- [ENTRIES SHOWN]:
---
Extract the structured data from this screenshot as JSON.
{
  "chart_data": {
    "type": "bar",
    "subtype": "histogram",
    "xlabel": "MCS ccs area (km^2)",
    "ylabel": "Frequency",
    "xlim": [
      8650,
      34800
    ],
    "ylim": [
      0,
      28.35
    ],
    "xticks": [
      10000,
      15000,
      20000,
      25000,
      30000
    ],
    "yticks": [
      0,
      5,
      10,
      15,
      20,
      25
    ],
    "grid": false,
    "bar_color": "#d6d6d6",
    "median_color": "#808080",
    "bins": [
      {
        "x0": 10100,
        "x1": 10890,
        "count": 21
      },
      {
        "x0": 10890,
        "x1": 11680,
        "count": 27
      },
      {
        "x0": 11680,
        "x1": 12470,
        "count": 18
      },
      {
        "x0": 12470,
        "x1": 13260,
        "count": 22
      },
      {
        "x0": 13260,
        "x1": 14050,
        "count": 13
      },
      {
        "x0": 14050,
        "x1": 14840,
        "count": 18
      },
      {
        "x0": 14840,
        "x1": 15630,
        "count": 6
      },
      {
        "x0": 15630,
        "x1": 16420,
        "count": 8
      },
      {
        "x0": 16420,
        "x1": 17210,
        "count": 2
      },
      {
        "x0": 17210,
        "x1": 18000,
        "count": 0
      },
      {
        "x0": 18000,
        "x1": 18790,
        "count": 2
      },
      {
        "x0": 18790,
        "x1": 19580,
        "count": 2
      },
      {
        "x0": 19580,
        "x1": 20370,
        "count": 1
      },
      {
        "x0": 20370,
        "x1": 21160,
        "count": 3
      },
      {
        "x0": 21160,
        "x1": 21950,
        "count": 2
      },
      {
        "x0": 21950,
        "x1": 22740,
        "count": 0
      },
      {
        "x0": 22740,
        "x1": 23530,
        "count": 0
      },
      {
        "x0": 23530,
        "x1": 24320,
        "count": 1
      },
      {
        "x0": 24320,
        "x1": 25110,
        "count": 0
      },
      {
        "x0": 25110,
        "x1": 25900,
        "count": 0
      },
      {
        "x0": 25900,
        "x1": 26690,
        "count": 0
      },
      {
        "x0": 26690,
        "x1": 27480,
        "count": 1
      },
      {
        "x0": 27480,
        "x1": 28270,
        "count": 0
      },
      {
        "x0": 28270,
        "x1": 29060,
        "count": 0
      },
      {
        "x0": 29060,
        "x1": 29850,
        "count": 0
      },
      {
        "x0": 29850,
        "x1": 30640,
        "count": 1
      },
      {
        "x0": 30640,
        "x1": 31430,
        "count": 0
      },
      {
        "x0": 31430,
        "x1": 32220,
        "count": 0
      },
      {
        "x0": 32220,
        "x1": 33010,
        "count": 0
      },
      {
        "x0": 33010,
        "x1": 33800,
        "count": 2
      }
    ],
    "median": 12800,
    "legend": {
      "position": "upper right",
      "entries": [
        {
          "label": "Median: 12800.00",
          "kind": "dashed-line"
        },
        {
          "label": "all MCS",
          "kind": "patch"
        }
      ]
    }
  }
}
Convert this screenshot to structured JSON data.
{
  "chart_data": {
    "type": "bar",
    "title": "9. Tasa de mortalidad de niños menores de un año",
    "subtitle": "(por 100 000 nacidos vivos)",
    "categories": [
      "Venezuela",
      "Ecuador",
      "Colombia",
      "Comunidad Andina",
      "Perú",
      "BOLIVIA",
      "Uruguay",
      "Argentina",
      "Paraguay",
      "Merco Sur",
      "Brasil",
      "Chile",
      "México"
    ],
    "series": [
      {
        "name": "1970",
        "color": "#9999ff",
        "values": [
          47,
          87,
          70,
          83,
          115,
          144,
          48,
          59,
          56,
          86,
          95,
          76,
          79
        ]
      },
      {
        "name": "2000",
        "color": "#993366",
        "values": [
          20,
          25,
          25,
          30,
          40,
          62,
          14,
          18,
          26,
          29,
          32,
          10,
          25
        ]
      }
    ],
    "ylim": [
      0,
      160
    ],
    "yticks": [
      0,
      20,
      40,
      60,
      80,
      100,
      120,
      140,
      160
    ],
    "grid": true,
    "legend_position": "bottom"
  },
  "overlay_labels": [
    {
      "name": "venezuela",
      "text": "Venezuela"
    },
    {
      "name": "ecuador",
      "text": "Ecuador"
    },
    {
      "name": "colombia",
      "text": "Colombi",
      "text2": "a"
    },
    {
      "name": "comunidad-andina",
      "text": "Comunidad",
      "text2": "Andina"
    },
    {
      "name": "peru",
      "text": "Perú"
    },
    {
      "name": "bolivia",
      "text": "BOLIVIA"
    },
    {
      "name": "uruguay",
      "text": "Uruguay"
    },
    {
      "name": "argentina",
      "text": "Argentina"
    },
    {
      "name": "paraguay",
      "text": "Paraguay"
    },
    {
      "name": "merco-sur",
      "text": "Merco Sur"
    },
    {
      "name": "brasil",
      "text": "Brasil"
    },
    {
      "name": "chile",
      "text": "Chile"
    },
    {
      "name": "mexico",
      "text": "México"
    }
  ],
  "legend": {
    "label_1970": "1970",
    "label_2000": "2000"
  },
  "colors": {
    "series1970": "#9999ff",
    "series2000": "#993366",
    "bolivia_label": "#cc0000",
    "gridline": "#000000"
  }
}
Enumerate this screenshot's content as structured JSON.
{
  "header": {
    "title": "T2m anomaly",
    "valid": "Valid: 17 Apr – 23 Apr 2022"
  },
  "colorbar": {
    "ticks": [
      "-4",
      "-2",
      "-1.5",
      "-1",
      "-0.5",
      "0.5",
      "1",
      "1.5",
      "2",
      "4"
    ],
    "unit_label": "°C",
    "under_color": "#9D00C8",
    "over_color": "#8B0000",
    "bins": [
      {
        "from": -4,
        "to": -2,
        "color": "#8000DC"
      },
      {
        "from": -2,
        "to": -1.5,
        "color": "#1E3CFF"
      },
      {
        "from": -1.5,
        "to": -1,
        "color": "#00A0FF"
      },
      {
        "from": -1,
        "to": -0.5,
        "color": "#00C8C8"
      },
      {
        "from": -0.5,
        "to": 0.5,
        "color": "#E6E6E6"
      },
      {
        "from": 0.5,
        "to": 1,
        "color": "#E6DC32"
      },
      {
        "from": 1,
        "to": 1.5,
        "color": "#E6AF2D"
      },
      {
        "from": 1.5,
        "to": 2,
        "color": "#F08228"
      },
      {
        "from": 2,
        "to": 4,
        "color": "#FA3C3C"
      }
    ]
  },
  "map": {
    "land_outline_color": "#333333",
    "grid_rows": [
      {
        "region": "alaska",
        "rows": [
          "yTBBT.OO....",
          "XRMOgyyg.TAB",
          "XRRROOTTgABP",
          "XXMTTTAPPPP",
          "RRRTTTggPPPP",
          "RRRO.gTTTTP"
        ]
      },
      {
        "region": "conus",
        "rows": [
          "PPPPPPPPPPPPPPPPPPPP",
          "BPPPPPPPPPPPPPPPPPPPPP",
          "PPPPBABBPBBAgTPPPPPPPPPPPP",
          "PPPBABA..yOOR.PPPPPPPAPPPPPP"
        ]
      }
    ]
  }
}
---
- [OBJECTIVE]: Quote all the records exactly, please, leaving none out.

- [REPLY]:
Extract the structured data from this screenshot as JSON.
{
  "chart_data": {
    "type": "bar",
    "subtype": "histogram",
    "xlabel": "MCS ccs area (km^2)",
    "ylabel": "Frequency",
    "xlim": [
      8650,
      34800
    ],
    "ylim": [
      0,
      28.35
    ],
    "xticks": [
      10000,
      15000,
      20000,
      25000,
      30000
    ],
    "yticks": [
      0,
      5,
      10,
      15,
      20,
      25
    ],
    "grid": false,
    "bar_color": "#d6d6d6",
    "median_color": "#808080",
    "bins": [
      {
        "x0": 10100,
        "x1": 10890,
        "count": 21
      },
      {
        "x0": 10890,
        "x1": 11680,
        "count": 27
      },
      {
        "x0": 11680,
        "x1": 12470,
        "count": 18
      },
      {
        "x0": 12470,
        "x1": 13260,
        "count": 22
      },
      {
        "x0": 13260,
        "x1": 14050,
        "count": 13
      },
      {
        "x0": 14050,
        "x1": 14840,
        "count": 18
      },
      {
        "x0": 14840,
        "x1": 15630,
        "count": 6
      },
      {
        "x0": 15630,
        "x1": 16420,
        "count": 8
      },
      {
        "x0": 16420,
        "x1": 17210,
        "count": 2
      },
      {
        "x0": 17210,
        "x1": 18000,
        "count": 0
      },
      {
        "x0": 18000,
        "x1": 18790,
        "count": 2
      },
      {
        "x0": 18790,
        "x1": 19580,
        "count": 2
      },
      {
        "x0": 19580,
        "x1": 20370,
        "count": 1
      },
      {
        "x0": 20370,
        "x1": 21160,
        "count": 3
      },
      {
        "x0": 21160,
        "x1": 21950,
        "count": 2
      },
      {
        "x0": 21950,
        "x1": 22740,
        "count": 0
      },
      {
        "x0": 22740,
        "x1": 23530,
        "count": 0
      },
      {
        "x0": 23530,
        "x1": 24320,
        "count": 1
      },
      {
        "x0": 24320,
        "x1": 25110,
        "count": 0
      },
      {
        "x0": 25110,
        "x1": 25900,
        "count": 0
      },
      {
        "x0": 25900,
        "x1": 26690,
        "count": 0
      },
      {
        "x0": 26690,
        "x1": 27480,
        "count": 1
      },
      {
        "x0": 27480,
        "x1": 28270,
        "count": 0
      },
      {
        "x0": 28270,
        "x1": 29060,
        "count": 0
      },
      {
        "x0": 29060,
        "x1": 29850,
        "count": 0
      },
      {
        "x0": 29850,
        "x1": 30640,
        "count": 1
      },
      {
        "x0": 30640,
        "x1": 31430,
        "count": 0
      },
      {
        "x0": 31430,
        "x1": 32220,
        "count": 0
      },
      {
        "x0": 32220,
        "x1": 33010,
        "count": 0
      },
      {
        "x0": 33010,
        "x1": 33800,
        "count": 2
      }
    ],
    "median": 12800,
    "legend": {
      "position": "upper right",
      "entries": [
        {
          "label": "Median: 12800.00",
          "kind": "dashed-line"
        },
        {
          "label": "all MCS",
          "kind": "patch"
        }
      ]
    }
  }
}
Convert this screenshot to structured JSON data.
{
  "chart_data": {
    "type": "bar",
    "title": "9. Tasa de mortalidad de niños menores de un año",
    "subtitle": "(por 100 000 nacidos vivos)",
    "categories": [
      "Venezuela",
      "Ecuador",
      "Colombia",
      "Comunidad Andina",
      "Perú",
      "BOLIVIA",
      "Uruguay",
      "Argentina",
      "Paraguay",
      "Merco Sur",
      "Brasil",
      "Chile",
      "México"
    ],
    "series": [
      {
        "name": "1970",
        "color": "#9999ff",
        "values": [
          47,
          87,
          70,
          83,
          115,
          144,
          48,
          59,
          56,
          86,
          95,
          76,
          79
        ]
      },
      {
        "name": "2000",
        "color": "#993366",
        "values": [
          20,
          25,
          25,
          30,
          40,
          62,
          14,
          18,
          26,
          29,
          32,
          10,
          25
        ]
      }
    ],
    "ylim": [
      0,
      160
    ],
    "yticks": [
      0,
      20,
      40,
      60,
      80,
      100,
      120,
      140,
      160
    ],
    "grid": true,
    "legend_position": "bottom"
  },
  "overlay_labels": [
    {
      "name": "venezuela",
      "text": "Venezuela"
    },
    {
      "name": "ecuador",
      "text": "Ecuador"
    },
    {
      "name": "colombia",
      "text": "Colombi",
      "text2": "a"
    },
    {
      "name": "comunidad-andina",
      "text": "Comunidad",
      "text2": "Andina"
    },
    {
      "name": "peru",
      "text": "Perú"
    },
    {
      "name": "bolivia",
      "text": "BOLIVIA"
    },
    {
      "name": "uruguay",
      "text": "Uruguay"
    },
    {
      "name": "argentina",
      "text": "Argentina"
    },
    {
      "name": "paraguay",
      "text": "Paraguay"
    },
    {
      "name": "merco-sur",
      "text": "Merco Sur"
    },
    {
      "name": "brasil",
      "text": "Brasil"
    },
    {
      "name": "chile",
      "text": "Chile"
    },
    {
      "name": "mexico",
      "text": "México"
    }
  ],
  "legend": {
    "label_1970": "1970",
    "label_2000": "2000"
  },
  "colors": {
    "series1970": "#9999ff",
    "series2000": "#993366",
    "bolivia_label": "#cc0000",
    "gridline": "#000000"
  }
}
Enumerate this screenshot's content as structured JSON.
{
  "header": {
    "title": "T2m anomaly",
    "valid": "Valid: 17 Apr – 23 Apr 2022"
  },
  "colorbar": {
    "ticks": [
      "-4",
      "-2",
      "-1.5",
      "-1",
      "-0.5",
      "0.5",
      "1",
      "1.5",
      "2",
      "4"
    ],
    "unit_label": "°C",
    "under_color": "#9D00C8",
    "over_color": "#8B0000",
    "bins": [
      {
        "from": -4,
        "to": -2,
        "color": "#8000DC"
      },
      {
        "from": -2,
        "to": -1.5,
        "color": "#1E3CFF"
      },
      {
        "from": -1.5,
        "to": -1,
        "color": "#00A0FF"
      },
      {
        "from": -1,
        "to": -0.5,
        "color": "#00C8C8"
      },
      {
        "from": -0.5,
        "to": 0.5,
        "color": "#E6E6E6"
      },
      {
        "from": 0.5,
        "to": 1,
        "color": "#E6DC32"
      },
      {
        "from": 1,
        "to": 1.5,
        "color": "#E6AF2D"
      },
      {
        "from": 1.5,
        "to": 2,
        "color": "#F08228"
      },
      {
        "from": 2,
        "to": 4,
        "color": "#FA3C3C"
      }
    ]
  },
  "map": {
    "land_outline_color": "#333333",
    "grid_rows": [
      {
        "region": "alaska",
        "rows": [
          "yTBBT.OO....",
          "XRMOgyyg.TAB",
          "XRRROOTTgABP",
          "XXMTTTAPPPP",
          "RRRTTTggPPPP",
          "RRRO.gTTTTP"
        ]
      },
      {
        "region": "conus",
        "rows": [
          "PPPPPPPPPPPPPPPPPPPP",
          "BPPPPPPPPPPPPPPPPPPPPP",
          "PPPPBABBPBBAgTPPPPPPPPPPPP",
          "PPPBABA..yOOR.PPPPPPPAPPPPPP"
        ]
      }
    ]
  }
}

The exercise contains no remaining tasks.